## Required work:
Collect all lines containing the word "weeks" from the data.

===== Data for the task =====

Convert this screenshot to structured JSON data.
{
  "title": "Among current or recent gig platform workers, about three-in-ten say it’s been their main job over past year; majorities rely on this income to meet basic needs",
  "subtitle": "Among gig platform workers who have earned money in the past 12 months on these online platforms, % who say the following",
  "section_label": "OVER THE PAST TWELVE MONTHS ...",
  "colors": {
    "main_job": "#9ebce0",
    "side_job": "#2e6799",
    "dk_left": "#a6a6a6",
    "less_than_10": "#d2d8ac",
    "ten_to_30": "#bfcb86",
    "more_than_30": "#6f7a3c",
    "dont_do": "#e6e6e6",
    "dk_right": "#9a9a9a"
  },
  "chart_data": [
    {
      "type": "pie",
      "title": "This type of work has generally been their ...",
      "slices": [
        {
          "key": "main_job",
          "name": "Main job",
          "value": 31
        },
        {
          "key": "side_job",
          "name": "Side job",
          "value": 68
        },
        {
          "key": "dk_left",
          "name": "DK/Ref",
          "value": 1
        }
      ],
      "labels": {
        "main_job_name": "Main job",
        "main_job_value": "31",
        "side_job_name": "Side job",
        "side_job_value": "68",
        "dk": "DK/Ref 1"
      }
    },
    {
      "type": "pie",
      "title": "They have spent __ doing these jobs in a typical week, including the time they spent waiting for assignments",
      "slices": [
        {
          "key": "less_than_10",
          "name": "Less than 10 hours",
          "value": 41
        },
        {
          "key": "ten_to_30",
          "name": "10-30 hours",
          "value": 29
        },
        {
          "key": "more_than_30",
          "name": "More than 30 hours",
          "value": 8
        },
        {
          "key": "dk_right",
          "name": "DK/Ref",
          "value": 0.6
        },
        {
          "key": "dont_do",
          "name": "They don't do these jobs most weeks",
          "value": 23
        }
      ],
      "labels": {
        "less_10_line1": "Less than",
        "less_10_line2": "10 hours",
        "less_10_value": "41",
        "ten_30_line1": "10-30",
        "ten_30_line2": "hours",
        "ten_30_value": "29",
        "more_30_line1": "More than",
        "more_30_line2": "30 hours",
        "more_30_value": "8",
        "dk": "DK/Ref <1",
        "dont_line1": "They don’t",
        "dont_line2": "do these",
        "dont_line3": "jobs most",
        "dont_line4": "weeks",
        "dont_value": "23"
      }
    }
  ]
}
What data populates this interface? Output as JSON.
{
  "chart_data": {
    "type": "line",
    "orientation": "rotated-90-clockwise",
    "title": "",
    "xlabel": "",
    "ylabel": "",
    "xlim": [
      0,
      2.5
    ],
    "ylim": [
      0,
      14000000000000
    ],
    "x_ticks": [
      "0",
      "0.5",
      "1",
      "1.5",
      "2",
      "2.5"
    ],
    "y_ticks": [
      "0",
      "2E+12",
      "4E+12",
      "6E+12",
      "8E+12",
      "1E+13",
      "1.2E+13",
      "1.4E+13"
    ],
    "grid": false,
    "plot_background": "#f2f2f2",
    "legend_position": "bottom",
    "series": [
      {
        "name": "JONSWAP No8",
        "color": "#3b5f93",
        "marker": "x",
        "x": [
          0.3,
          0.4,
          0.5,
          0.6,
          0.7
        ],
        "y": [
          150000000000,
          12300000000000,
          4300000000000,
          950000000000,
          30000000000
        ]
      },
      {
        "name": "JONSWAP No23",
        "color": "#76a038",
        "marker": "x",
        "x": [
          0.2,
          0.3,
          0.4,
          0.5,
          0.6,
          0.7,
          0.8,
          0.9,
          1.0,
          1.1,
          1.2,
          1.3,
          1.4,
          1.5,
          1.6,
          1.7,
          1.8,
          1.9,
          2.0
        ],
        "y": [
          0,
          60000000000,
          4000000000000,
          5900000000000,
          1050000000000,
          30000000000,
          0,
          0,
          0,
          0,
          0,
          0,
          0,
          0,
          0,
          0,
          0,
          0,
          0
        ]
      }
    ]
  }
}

=====

## Result:
          "name": "They don't do these jobs most weeks",
        "dont_line4": "weeks",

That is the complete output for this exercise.